_Direction_
Every line with the string "Sarah" should be gathered.

= = = = =

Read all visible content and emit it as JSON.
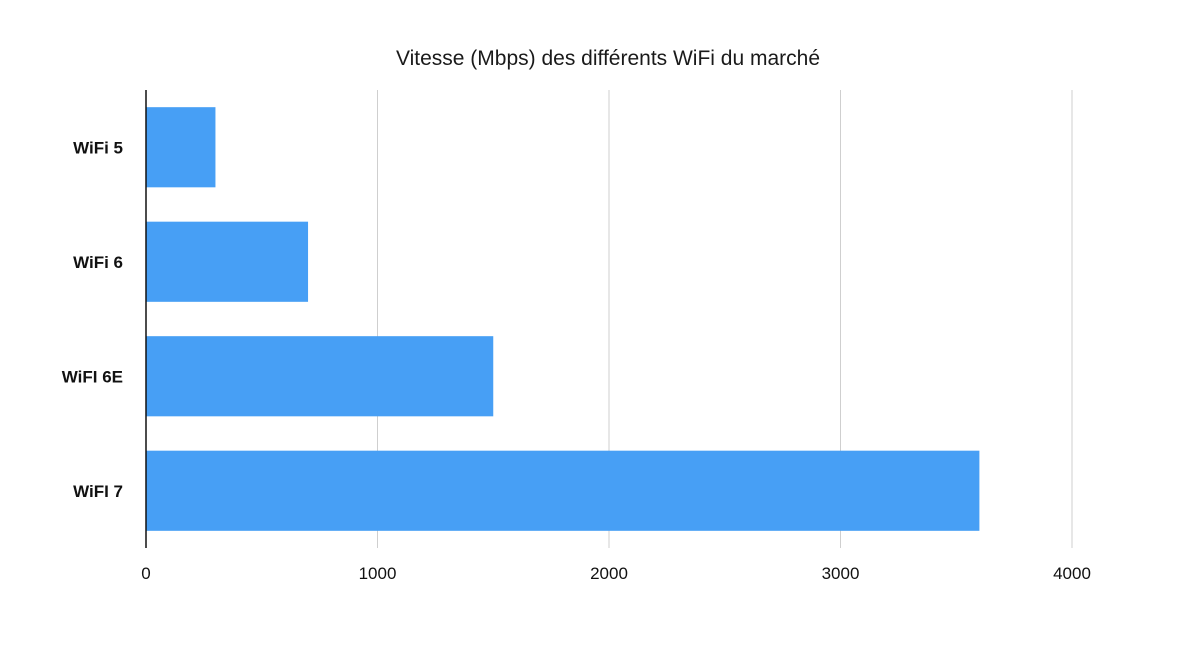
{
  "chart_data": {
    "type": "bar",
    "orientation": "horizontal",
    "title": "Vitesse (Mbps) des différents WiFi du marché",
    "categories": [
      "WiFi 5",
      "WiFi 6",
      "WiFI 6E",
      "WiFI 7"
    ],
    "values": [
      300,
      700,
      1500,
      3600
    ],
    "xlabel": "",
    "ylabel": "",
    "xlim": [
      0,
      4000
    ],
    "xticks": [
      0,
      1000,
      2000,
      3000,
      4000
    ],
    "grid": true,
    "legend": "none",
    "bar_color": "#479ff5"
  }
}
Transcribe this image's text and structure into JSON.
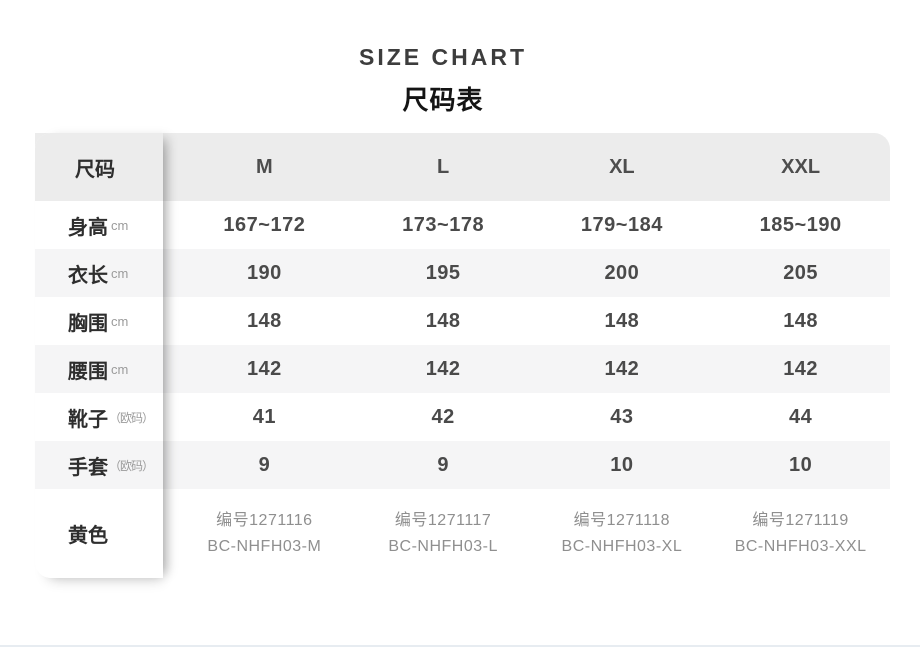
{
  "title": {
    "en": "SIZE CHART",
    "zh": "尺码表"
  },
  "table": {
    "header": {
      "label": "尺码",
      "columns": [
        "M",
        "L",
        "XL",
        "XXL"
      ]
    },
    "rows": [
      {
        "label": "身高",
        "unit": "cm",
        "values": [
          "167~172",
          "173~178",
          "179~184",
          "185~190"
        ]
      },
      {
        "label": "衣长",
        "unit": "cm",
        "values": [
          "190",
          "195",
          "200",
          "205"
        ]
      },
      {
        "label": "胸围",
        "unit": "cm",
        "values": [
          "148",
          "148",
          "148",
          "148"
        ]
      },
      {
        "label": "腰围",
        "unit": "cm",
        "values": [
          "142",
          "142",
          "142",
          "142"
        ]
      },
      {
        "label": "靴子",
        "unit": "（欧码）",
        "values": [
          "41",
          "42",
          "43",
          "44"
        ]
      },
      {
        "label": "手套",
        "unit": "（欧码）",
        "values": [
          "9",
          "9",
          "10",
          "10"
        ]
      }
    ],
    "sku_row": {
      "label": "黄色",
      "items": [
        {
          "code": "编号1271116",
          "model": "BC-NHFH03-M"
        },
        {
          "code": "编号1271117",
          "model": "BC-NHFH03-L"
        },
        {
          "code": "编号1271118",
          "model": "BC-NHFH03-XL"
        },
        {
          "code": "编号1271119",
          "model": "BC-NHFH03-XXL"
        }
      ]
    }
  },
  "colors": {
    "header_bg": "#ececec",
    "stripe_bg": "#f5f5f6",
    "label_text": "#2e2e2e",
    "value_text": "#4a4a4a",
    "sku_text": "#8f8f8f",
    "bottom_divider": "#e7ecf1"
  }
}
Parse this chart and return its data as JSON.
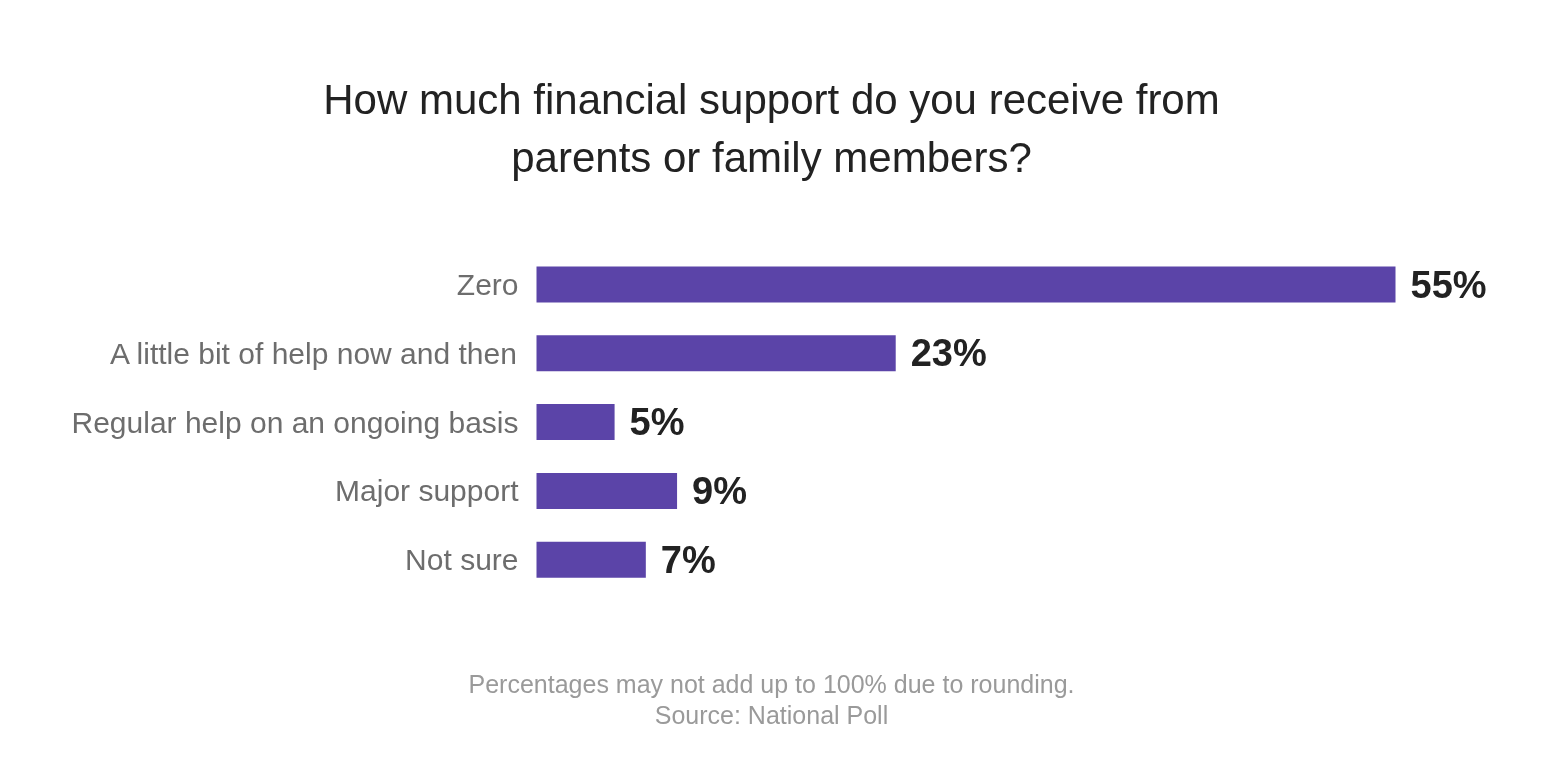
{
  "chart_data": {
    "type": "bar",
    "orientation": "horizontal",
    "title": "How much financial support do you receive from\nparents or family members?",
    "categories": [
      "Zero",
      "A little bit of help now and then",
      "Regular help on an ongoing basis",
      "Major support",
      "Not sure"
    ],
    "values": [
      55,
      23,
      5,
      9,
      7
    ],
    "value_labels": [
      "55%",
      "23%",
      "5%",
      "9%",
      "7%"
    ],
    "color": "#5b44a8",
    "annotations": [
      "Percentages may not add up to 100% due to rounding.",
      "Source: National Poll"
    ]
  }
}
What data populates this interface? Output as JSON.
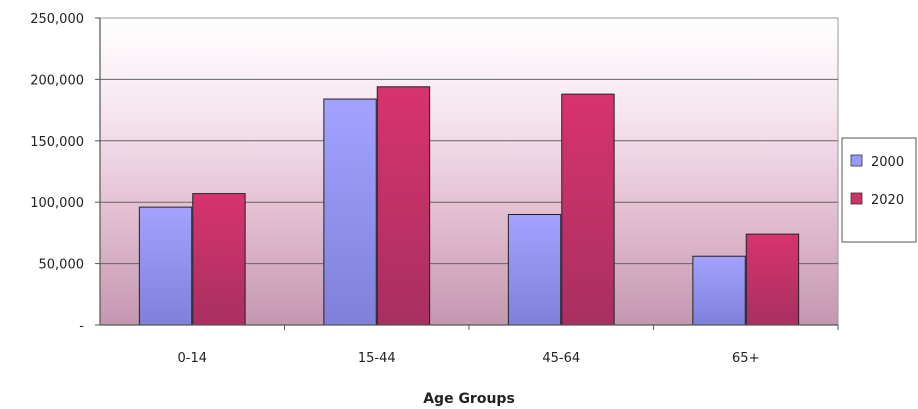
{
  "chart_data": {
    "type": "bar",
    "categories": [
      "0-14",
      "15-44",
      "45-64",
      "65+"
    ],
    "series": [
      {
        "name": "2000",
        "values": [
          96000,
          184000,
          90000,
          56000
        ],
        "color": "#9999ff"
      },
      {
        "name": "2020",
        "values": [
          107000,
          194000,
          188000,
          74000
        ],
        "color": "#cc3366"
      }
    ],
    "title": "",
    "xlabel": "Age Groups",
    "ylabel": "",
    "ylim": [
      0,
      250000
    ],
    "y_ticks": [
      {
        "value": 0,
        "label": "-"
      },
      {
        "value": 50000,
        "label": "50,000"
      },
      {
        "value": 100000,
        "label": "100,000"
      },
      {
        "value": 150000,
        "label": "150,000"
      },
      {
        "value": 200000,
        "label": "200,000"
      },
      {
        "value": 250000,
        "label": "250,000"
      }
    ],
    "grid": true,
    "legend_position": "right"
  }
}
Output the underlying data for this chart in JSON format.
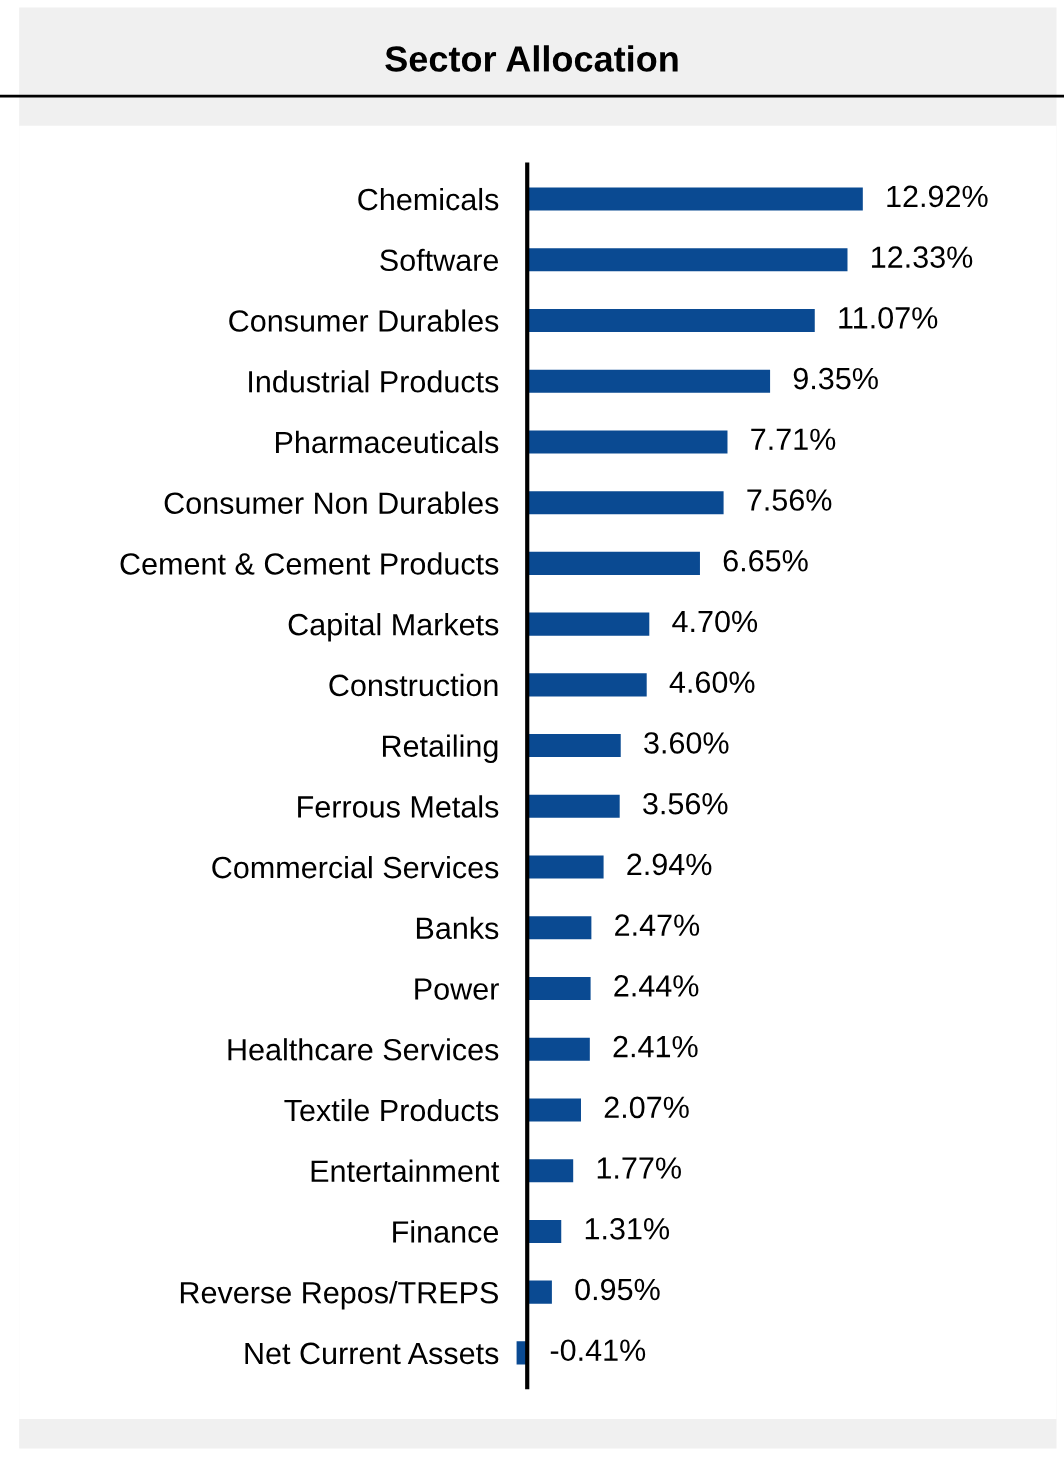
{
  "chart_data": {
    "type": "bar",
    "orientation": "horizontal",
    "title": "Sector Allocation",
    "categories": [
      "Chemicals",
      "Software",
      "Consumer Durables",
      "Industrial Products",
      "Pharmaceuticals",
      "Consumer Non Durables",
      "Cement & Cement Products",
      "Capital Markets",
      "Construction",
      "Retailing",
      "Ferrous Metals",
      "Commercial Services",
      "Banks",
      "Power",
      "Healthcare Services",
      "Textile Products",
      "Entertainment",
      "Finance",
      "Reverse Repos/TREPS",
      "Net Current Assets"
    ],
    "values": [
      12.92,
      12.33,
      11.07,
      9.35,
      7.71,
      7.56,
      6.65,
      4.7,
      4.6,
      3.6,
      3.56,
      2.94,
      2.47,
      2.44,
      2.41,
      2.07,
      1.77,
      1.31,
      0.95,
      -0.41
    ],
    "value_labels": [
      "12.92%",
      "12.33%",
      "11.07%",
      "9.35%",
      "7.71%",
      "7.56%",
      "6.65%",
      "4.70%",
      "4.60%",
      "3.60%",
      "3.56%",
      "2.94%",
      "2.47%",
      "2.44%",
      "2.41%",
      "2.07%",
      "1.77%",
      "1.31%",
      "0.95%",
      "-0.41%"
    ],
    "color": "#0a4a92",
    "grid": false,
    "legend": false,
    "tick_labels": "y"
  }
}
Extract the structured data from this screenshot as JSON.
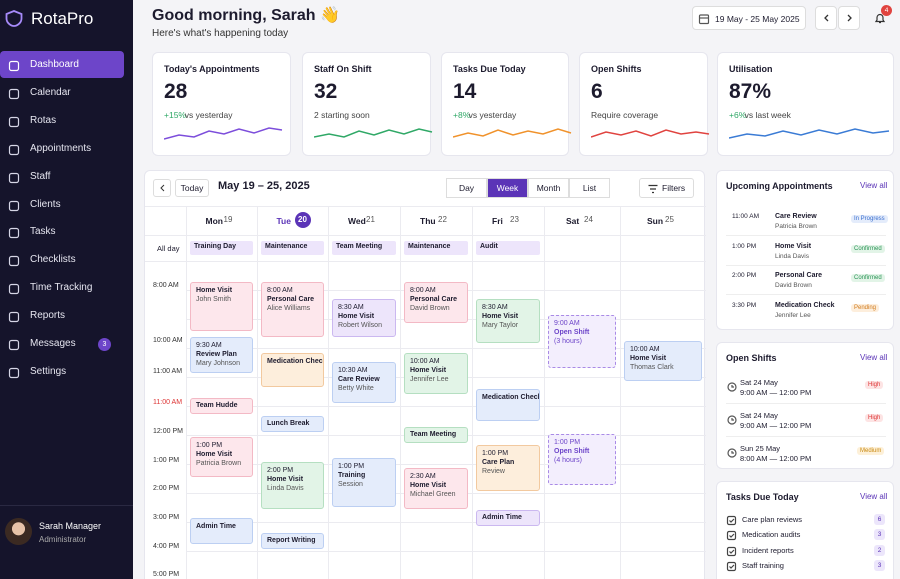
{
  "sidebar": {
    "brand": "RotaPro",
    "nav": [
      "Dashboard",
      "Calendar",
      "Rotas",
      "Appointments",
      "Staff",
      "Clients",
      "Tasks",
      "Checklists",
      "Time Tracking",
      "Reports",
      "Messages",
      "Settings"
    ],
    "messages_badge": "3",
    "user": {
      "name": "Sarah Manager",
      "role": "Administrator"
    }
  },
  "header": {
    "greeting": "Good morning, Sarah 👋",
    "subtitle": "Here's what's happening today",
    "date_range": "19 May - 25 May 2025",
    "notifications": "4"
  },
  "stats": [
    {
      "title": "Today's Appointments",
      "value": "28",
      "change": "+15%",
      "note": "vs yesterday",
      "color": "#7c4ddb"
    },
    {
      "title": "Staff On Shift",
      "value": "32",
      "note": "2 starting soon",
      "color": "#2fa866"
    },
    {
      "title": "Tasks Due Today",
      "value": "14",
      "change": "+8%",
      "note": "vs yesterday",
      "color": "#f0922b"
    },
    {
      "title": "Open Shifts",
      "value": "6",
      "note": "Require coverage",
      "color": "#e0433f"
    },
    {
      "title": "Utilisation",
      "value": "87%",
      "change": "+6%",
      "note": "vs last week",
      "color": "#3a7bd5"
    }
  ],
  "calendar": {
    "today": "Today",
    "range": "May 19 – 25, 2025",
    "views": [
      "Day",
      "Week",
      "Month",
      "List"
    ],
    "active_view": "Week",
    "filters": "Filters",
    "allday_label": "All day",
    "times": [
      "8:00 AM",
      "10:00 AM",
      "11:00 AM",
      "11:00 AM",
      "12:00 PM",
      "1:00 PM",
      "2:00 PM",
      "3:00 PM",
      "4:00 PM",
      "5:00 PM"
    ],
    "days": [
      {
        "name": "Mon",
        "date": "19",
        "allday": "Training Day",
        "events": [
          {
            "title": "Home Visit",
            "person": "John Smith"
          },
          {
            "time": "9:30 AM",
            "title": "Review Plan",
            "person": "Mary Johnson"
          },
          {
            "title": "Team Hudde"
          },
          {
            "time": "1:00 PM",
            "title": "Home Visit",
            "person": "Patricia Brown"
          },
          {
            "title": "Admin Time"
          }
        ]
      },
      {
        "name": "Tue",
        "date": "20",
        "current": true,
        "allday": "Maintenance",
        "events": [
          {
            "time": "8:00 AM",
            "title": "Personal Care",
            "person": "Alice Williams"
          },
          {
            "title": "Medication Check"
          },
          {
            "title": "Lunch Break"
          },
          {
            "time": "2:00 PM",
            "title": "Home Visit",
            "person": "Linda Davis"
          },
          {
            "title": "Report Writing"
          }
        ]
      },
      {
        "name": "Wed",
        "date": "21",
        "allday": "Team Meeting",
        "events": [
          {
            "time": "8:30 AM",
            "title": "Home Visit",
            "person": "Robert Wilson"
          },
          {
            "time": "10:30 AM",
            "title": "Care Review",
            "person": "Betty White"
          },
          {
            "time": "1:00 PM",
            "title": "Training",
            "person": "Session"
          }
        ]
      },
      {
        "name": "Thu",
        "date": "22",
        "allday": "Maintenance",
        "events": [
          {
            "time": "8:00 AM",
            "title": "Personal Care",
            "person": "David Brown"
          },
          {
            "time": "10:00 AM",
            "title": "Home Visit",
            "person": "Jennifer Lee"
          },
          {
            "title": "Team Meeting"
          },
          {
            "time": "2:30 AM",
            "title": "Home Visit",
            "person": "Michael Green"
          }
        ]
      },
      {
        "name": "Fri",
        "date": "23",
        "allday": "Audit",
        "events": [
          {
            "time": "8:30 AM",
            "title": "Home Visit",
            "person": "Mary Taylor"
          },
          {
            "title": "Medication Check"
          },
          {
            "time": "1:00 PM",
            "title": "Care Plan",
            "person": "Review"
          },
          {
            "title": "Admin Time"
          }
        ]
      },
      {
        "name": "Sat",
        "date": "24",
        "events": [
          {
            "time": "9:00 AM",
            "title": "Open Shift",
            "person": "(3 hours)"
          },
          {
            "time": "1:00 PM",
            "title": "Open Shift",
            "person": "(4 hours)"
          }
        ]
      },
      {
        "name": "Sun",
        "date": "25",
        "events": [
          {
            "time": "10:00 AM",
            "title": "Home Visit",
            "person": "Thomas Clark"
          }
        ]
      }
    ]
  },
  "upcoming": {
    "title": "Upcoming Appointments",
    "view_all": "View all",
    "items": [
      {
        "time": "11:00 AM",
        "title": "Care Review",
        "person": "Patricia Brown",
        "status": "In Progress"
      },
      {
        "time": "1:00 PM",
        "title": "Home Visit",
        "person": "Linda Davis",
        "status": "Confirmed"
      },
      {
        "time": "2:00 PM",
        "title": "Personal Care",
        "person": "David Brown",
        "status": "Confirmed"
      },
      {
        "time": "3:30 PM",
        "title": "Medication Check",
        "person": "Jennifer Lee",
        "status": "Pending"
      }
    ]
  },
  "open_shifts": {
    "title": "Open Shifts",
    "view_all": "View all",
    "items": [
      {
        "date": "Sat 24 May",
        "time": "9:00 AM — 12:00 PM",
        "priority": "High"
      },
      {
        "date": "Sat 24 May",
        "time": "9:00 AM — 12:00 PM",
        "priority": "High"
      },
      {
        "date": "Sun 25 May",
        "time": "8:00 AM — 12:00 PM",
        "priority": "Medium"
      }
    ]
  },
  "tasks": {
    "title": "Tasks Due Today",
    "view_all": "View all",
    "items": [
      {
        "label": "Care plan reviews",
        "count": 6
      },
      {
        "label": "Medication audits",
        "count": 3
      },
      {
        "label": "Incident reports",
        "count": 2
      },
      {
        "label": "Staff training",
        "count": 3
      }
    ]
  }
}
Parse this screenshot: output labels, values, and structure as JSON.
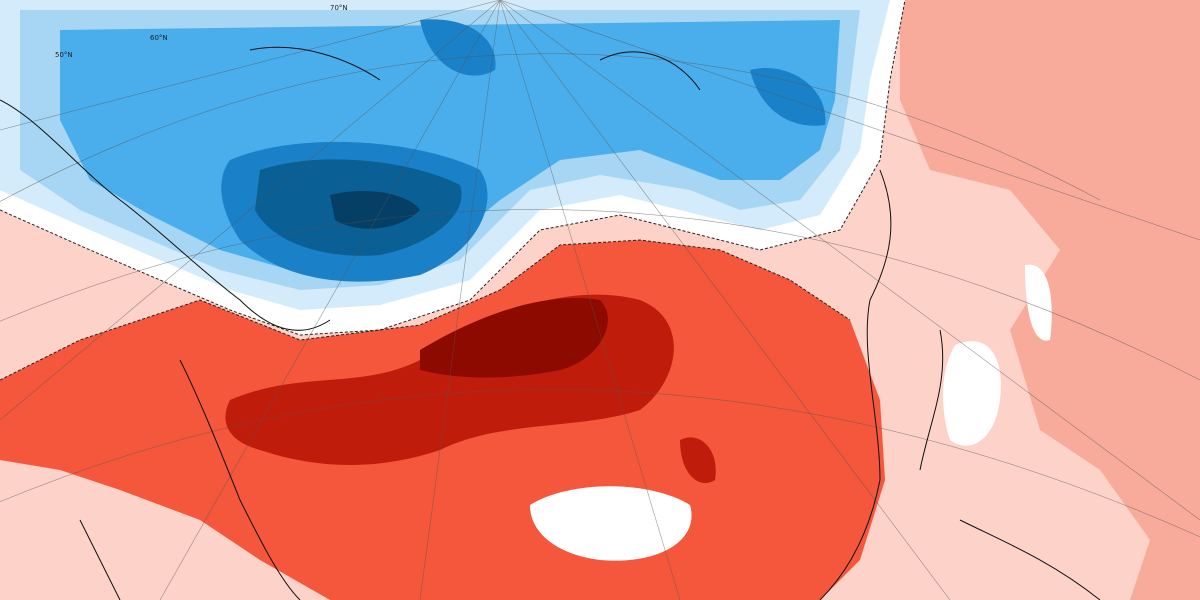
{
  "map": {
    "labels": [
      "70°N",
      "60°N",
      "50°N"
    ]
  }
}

= = = = =

_Worked solution_
      "name": "Sarah Manager",
    "greeting": "Good morning, Sarah 👋",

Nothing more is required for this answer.